▸ **Exercise**
Output all of the data below exactly as given.

--- START OF The data ---

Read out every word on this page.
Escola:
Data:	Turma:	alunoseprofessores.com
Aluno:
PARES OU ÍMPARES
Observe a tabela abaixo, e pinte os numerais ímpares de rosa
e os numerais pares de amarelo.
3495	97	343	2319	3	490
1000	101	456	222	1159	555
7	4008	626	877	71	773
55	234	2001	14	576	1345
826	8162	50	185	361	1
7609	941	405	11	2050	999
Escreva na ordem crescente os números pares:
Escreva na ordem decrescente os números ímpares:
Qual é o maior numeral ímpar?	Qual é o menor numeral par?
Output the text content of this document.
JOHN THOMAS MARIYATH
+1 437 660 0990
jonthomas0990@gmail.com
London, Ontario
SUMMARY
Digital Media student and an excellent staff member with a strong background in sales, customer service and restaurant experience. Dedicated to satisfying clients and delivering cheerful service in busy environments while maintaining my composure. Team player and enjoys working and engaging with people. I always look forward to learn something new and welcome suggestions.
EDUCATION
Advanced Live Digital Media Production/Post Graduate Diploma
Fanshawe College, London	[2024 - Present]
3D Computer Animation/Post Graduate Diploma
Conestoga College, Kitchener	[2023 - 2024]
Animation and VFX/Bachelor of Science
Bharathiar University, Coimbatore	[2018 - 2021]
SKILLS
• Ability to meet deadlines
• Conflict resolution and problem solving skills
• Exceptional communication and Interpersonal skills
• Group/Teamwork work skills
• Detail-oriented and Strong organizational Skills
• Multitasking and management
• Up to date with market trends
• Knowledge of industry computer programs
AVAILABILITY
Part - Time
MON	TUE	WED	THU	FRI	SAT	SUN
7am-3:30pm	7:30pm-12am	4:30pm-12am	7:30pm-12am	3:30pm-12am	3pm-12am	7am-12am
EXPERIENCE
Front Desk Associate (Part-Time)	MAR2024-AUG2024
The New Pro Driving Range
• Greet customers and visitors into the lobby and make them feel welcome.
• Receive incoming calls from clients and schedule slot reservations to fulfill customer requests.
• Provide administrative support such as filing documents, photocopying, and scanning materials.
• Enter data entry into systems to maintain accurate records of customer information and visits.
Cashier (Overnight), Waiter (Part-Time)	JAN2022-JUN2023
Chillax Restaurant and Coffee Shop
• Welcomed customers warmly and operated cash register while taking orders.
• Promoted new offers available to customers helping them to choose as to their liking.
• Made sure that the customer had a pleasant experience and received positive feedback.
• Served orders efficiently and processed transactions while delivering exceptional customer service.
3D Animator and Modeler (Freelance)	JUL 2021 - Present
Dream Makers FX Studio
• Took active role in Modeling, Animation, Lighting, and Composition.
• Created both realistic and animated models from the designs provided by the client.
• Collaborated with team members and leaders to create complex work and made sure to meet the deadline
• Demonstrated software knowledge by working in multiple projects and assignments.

--- END OF The data ---

▸ **Written answer**
Read out every word on this page.
Escola:
Data:	Turma:	alunoseprofessores.com
Aluno:
PARES OU ÍMPARES
Observe a tabela abaixo, e pinte os numerais ímpares de rosa
e os numerais pares de amarelo.
3495	97	343	2319	3	490
1000	101	456	222	1159	555
7	4008	626	877	71	773
55	234	2001	14	576	1345
826	8162	50	185	361	1
7609	941	405	11	2050	999
Escreva na ordem crescente os números pares:
Escreva na ordem decrescente os números ímpares:
Qual é o maior numeral ímpar?	Qual é o menor numeral par?
Output the text content of this document.
JOHN THOMAS MARIYATH
+1 437 660 0990
jonthomas0990@gmail.com
London, Ontario
SUMMARY
Digital Media student and an excellent staff member with a strong background in sales, customer service and restaurant experience. Dedicated to satisfying clients and delivering cheerful service in busy environments while maintaining my composure. Team player and enjoys working and engaging with people. I always look forward to learn something new and welcome suggestions.
EDUCATION
Advanced Live Digital Media Production/Post Graduate Diploma
Fanshawe College, London	[2024 - Present]
3D Computer Animation/Post Graduate Diploma
Conestoga College, Kitchener	[2023 - 2024]
Animation and VFX/Bachelor of Science
Bharathiar University, Coimbatore	[2018 - 2021]
SKILLS
• Ability to meet deadlines
• Conflict resolution and problem solving skills
• Exceptional communication and Interpersonal skills
• Group/Teamwork work skills
• Detail-oriented and Strong organizational Skills
• Multitasking and management
• Up to date with market trends
• Knowledge of industry computer programs
AVAILABILITY
Part - Time
MON	TUE	WED	THU	FRI	SAT	SUN
7am-3:30pm	7:30pm-12am	4:30pm-12am	7:30pm-12am	3:30pm-12am	3pm-12am	7am-12am
EXPERIENCE
Front Desk Associate (Part-Time)	MAR2024-AUG2024
The New Pro Driving Range
• Greet customers and visitors into the lobby and make them feel welcome.
• Receive incoming calls from clients and schedule slot reservations to fulfill customer requests.
• Provide administrative support such as filing documents, photocopying, and scanning materials.
• Enter data entry into systems to maintain accurate records of customer information and visits.
Cashier (Overnight), Waiter (Part-Time)	JAN2022-JUN2023
Chillax Restaurant and Coffee Shop
• Welcomed customers warmly and operated cash register while taking orders.
• Promoted new offers available to customers helping them to choose as to their liking.
• Made sure that the customer had a pleasant experience and received positive feedback.
• Served orders efficiently and processed transactions while delivering exceptional customer service.
3D Animator and Modeler (Freelance)	JUL 2021 - Present
Dream Makers FX Studio
• Took active role in Modeling, Animation, Lighting, and Composition.
• Created both realistic and animated models from the designs provided by the client.
• Collaborated with team members and leaders to create complex work and made sure to meet the deadline
• Demonstrated software knowledge by working in multiple projects and assignments.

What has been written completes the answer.